* **Aim of the task**: Quote the data below in full, please, without altering anything.

□ □ □ □

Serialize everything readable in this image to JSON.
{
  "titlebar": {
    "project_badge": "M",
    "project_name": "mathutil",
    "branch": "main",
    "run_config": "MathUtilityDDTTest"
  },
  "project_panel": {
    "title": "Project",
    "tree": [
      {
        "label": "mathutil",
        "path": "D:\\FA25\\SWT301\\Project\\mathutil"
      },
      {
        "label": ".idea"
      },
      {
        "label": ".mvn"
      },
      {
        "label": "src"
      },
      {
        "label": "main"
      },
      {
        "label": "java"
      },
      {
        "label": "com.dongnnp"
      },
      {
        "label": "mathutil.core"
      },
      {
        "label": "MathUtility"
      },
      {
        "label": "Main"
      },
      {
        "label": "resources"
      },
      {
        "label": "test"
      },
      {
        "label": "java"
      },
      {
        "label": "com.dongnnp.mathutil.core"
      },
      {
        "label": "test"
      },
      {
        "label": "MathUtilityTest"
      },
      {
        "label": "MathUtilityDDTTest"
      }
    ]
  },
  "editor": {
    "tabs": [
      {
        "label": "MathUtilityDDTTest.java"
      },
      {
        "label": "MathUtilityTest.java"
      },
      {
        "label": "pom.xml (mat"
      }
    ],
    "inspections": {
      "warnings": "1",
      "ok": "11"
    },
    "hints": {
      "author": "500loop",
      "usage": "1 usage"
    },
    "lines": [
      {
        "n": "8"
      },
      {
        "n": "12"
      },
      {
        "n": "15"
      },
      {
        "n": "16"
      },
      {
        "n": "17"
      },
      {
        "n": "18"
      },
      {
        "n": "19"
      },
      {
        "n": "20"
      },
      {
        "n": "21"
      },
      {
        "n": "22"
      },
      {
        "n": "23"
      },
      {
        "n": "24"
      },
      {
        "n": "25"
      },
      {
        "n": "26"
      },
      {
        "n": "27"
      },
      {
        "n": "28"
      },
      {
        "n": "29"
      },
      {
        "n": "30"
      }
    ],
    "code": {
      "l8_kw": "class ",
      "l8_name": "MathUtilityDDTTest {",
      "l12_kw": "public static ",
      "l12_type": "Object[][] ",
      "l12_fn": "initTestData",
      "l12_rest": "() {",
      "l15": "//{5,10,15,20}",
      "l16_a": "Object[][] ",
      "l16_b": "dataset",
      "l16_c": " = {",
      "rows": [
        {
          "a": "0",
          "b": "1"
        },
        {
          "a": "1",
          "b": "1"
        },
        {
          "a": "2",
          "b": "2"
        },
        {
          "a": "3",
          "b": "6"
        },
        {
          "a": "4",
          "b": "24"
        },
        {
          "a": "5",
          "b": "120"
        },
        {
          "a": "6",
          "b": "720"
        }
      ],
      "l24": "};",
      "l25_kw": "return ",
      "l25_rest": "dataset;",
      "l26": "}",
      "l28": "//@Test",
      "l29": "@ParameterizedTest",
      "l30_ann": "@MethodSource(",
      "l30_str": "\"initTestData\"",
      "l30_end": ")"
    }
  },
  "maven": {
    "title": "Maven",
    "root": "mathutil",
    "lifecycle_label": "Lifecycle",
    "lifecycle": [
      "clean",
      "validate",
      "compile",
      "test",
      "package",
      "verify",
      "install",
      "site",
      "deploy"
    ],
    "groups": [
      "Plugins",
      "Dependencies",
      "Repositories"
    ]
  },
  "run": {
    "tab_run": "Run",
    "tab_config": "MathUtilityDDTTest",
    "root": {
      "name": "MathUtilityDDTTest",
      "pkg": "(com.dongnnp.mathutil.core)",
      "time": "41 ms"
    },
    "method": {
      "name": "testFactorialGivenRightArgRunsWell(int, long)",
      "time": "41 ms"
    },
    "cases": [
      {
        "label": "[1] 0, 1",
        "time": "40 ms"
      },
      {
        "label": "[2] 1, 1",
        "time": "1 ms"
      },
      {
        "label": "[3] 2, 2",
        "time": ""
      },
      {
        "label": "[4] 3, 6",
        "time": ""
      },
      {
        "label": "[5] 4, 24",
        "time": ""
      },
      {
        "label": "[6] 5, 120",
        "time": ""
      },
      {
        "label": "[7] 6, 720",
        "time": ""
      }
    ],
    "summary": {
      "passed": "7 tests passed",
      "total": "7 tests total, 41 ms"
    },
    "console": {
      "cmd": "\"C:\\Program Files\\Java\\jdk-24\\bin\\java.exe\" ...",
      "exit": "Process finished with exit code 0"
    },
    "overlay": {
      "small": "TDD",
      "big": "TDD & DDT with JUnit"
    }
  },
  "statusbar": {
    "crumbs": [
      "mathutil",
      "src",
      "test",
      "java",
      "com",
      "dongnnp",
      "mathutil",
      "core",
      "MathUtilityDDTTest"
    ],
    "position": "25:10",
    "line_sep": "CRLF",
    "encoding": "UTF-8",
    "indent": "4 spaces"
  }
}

□ □ □ □

* **Output below**:
Serialize everything readable in this image to JSON.
{
  "titlebar": {
    "project_badge": "M",
    "project_name": "mathutil",
    "branch": "main",
    "run_config": "MathUtilityDDTTest"
  },
  "project_panel": {
    "title": "Project",
    "tree": [
      {
        "label": "mathutil",
        "path": "D:\\FA25\\SWT301\\Project\\mathutil"
      },
      {
        "label": ".idea"
      },
      {
        "label": ".mvn"
      },
      {
        "label": "src"
      },
      {
        "label": "main"
      },
      {
        "label": "java"
      },
      {
        "label": "com.dongnnp"
      },
      {
        "label": "mathutil.core"
      },
      {
        "label": "MathUtility"
      },
      {
        "label": "Main"
      },
      {
        "label": "resources"
      },
      {
        "label": "test"
      },
      {
        "label": "java"
      },
      {
        "label": "com.dongnnp.mathutil.core"
      },
      {
        "label": "test"
      },
      {
        "label": "MathUtilityTest"
      },
      {
        "label": "MathUtilityDDTTest"
      }
    ]
  },
  "editor": {
    "tabs": [
      {
        "label": "MathUtilityDDTTest.java"
      },
      {
        "label": "MathUtilityTest.java"
      },
      {
        "label": "pom.xml (mat"
      }
    ],
    "inspections": {
      "warnings": "1",
      "ok": "11"
    },
    "hints": {
      "author": "500loop",
      "usage": "1 usage"
    },
    "lines": [
      {
        "n": "8"
      },
      {
        "n": "12"
      },
      {
        "n": "15"
      },
      {
        "n": "16"
      },
      {
        "n": "17"
      },
      {
        "n": "18"
      },
      {
        "n": "19"
      },
      {
        "n": "20"
      },
      {
        "n": "21"
      },
      {
        "n": "22"
      },
      {
        "n": "23"
      },
      {
        "n": "24"
      },
      {
        "n": "25"
      },
      {
        "n": "26"
      },
      {
        "n": "27"
      },
      {
        "n": "28"
      },
      {
        "n": "29"
      },
      {
        "n": "30"
      }
    ],
    "code": {
      "l8_kw": "class ",
      "l8_name": "MathUtilityDDTTest {",
      "l12_kw": "public static ",
      "l12_type": "Object[][] ",
      "l12_fn": "initTestData",
      "l12_rest": "() {",
      "l15": "//{5,10,15,20}",
      "l16_a": "Object[][] ",
      "l16_b": "dataset",
      "l16_c": " = {",
      "rows": [
        {
          "a": "0",
          "b": "1"
        },
        {
          "a": "1",
          "b": "1"
        },
        {
          "a": "2",
          "b": "2"
        },
        {
          "a": "3",
          "b": "6"
        },
        {
          "a": "4",
          "b": "24"
        },
        {
          "a": "5",
          "b": "120"
        },
        {
          "a": "6",
          "b": "720"
        }
      ],
      "l24": "};",
      "l25_kw": "return ",
      "l25_rest": "dataset;",
      "l26": "}",
      "l28": "//@Test",
      "l29": "@ParameterizedTest",
      "l30_ann": "@MethodSource(",
      "l30_str": "\"initTestData\"",
      "l30_end": ")"
    }
  },
  "maven": {
    "title": "Maven",
    "root": "mathutil",
    "lifecycle_label": "Lifecycle",
    "lifecycle": [
      "clean",
      "validate",
      "compile",
      "test",
      "package",
      "verify",
      "install",
      "site",
      "deploy"
    ],
    "groups": [
      "Plugins",
      "Dependencies",
      "Repositories"
    ]
  },
  "run": {
    "tab_run": "Run",
    "tab_config": "MathUtilityDDTTest",
    "root": {
      "name": "MathUtilityDDTTest",
      "pkg": "(com.dongnnp.mathutil.core)",
      "time": "41 ms"
    },
    "method": {
      "name": "testFactorialGivenRightArgRunsWell(int, long)",
      "time": "41 ms"
    },
    "cases": [
      {
        "label": "[1] 0, 1",
        "time": "40 ms"
      },
      {
        "label": "[2] 1, 1",
        "time": "1 ms"
      },
      {
        "label": "[3] 2, 2",
        "time": ""
      },
      {
        "label": "[4] 3, 6",
        "time": ""
      },
      {
        "label": "[5] 4, 24",
        "time": ""
      },
      {
        "label": "[6] 5, 120",
        "time": ""
      },
      {
        "label": "[7] 6, 720",
        "time": ""
      }
    ],
    "summary": {
      "passed": "7 tests passed",
      "total": "7 tests total, 41 ms"
    },
    "console": {
      "cmd": "\"C:\\Program Files\\Java\\jdk-24\\bin\\java.exe\" ...",
      "exit": "Process finished with exit code 0"
    },
    "overlay": {
      "small": "TDD",
      "big": "TDD & DDT with JUnit"
    }
  },
  "statusbar": {
    "crumbs": [
      "mathutil",
      "src",
      "test",
      "java",
      "com",
      "dongnnp",
      "mathutil",
      "core",
      "MathUtilityDDTTest"
    ],
    "position": "25:10",
    "line_sep": "CRLF",
    "encoding": "UTF-8",
    "indent": "4 spaces"
  }
}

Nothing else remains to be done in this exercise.